Of the lines in these entries, how many contain the string "filter"? Give the number and nothing else.
START
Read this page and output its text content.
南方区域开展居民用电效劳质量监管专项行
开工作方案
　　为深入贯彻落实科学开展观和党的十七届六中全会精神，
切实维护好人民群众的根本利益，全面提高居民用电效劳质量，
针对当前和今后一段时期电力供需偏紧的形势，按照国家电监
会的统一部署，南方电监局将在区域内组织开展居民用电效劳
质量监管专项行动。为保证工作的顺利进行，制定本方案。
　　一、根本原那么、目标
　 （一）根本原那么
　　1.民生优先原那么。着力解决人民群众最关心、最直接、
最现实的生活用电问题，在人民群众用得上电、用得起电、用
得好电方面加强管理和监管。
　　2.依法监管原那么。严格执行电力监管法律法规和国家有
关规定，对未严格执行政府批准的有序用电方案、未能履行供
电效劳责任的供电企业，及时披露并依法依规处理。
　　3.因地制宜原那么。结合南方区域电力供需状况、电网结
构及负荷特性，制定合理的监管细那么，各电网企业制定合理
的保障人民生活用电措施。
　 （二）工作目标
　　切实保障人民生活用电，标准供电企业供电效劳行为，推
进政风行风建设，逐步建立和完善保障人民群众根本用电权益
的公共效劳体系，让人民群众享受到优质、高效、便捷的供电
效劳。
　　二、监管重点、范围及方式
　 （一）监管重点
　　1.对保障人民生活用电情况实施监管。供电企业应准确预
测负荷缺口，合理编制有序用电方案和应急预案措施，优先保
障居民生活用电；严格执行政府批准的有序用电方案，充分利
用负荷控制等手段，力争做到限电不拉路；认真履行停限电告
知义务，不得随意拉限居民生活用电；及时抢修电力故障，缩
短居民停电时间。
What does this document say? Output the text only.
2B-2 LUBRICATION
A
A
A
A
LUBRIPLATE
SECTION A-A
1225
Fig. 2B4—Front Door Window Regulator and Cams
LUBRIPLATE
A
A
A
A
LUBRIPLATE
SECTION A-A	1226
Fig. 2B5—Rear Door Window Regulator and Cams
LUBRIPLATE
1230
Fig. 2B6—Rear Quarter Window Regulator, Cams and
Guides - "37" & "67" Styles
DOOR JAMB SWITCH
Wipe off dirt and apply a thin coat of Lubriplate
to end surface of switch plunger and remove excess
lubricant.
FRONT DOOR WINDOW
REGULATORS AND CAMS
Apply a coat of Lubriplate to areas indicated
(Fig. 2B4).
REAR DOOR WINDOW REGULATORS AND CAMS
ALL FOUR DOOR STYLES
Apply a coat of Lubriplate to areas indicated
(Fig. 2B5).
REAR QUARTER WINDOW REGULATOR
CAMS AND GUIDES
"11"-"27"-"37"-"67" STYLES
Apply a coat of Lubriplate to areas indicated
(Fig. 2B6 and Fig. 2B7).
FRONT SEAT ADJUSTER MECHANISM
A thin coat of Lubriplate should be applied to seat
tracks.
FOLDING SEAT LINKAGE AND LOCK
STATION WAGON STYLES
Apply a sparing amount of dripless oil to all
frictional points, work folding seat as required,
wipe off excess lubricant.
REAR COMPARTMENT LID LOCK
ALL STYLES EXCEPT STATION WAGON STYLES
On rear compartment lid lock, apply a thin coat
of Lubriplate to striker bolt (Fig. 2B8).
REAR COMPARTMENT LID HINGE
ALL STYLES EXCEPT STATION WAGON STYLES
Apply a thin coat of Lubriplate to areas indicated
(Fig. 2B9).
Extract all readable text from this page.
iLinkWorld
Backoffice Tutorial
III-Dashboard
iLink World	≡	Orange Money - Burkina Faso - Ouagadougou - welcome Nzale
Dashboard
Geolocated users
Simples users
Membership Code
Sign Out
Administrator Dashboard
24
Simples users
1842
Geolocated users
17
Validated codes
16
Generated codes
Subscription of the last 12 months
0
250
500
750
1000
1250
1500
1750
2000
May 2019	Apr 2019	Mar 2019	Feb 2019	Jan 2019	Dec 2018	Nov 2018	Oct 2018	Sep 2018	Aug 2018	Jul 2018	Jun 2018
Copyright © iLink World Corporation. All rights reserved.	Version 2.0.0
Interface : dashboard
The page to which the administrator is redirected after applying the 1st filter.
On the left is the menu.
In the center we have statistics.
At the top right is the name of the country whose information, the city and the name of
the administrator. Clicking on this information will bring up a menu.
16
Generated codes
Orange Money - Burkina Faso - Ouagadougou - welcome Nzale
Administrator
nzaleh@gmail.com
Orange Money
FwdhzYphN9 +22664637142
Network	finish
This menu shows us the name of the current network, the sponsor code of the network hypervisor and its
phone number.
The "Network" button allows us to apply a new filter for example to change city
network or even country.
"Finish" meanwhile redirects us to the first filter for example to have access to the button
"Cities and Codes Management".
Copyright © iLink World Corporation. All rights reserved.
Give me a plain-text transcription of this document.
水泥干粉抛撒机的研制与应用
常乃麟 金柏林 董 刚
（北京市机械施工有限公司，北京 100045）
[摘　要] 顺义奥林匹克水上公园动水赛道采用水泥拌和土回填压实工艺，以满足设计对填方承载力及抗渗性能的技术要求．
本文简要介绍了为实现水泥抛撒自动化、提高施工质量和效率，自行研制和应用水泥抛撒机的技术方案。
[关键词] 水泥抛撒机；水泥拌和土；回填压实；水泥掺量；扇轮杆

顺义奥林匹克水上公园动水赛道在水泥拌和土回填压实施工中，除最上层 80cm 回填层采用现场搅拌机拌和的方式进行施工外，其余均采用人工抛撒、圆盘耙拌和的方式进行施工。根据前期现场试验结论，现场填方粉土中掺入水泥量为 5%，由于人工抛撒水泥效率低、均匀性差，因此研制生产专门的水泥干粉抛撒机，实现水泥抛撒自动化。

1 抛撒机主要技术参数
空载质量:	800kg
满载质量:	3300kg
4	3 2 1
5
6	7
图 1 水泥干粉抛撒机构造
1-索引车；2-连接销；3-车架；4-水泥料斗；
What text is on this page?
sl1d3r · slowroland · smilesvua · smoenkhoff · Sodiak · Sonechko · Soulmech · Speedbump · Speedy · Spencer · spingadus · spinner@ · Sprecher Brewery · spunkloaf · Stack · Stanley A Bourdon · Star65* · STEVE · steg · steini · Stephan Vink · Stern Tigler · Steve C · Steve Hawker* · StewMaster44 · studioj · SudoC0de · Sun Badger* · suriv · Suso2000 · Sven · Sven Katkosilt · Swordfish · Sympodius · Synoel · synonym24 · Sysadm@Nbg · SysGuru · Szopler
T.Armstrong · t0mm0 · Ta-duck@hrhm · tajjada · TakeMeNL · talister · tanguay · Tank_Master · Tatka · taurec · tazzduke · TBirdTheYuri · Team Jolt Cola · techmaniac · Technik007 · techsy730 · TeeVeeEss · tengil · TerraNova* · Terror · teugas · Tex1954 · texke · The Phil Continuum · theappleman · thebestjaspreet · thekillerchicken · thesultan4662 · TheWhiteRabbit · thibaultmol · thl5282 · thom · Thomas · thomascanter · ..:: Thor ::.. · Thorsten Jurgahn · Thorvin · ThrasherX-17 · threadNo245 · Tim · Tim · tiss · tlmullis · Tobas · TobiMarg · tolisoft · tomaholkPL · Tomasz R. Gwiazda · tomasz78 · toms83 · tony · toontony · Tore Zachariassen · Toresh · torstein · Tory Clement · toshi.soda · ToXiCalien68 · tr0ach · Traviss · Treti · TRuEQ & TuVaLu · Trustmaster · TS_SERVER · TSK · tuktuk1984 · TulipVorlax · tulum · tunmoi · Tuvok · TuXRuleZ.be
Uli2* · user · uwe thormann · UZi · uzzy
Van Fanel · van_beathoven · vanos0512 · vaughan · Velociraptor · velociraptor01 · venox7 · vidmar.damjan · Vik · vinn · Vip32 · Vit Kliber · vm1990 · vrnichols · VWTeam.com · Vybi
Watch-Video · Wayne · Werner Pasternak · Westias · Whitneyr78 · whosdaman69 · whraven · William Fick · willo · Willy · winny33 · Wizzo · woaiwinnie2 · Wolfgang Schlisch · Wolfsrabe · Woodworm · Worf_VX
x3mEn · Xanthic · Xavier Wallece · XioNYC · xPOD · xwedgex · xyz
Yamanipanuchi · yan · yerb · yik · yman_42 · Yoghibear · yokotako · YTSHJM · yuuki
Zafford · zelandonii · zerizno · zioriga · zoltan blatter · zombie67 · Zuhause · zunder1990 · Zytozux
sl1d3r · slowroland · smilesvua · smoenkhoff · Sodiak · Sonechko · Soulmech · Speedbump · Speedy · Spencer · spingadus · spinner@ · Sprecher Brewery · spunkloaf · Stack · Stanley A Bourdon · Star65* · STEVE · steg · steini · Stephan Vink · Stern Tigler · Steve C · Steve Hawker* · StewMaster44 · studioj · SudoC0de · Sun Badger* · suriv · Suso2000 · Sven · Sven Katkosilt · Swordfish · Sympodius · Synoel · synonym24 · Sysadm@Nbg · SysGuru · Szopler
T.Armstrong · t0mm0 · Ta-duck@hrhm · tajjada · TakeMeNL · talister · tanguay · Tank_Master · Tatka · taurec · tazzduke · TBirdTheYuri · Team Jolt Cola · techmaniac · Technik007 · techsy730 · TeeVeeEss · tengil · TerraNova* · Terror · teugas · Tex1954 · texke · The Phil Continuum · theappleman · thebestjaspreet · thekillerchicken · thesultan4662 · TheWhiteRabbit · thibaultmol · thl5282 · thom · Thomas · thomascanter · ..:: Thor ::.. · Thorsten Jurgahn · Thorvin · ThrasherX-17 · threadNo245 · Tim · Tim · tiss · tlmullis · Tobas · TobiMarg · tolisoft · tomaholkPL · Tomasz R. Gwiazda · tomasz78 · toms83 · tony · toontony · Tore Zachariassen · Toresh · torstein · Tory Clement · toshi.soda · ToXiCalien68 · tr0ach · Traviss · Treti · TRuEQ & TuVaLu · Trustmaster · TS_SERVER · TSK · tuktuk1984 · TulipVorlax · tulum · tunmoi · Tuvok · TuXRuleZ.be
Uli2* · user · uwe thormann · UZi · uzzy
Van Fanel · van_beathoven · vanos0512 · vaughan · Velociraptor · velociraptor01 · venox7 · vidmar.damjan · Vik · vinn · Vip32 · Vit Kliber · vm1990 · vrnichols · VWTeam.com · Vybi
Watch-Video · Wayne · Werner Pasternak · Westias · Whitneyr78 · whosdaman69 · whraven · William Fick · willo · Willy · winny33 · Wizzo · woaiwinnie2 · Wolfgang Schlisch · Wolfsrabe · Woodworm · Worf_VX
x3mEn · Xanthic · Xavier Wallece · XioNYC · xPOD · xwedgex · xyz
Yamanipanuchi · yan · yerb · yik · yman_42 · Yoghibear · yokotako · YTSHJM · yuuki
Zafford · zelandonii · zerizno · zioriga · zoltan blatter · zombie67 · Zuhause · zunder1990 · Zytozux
END
→ Solved exercise
3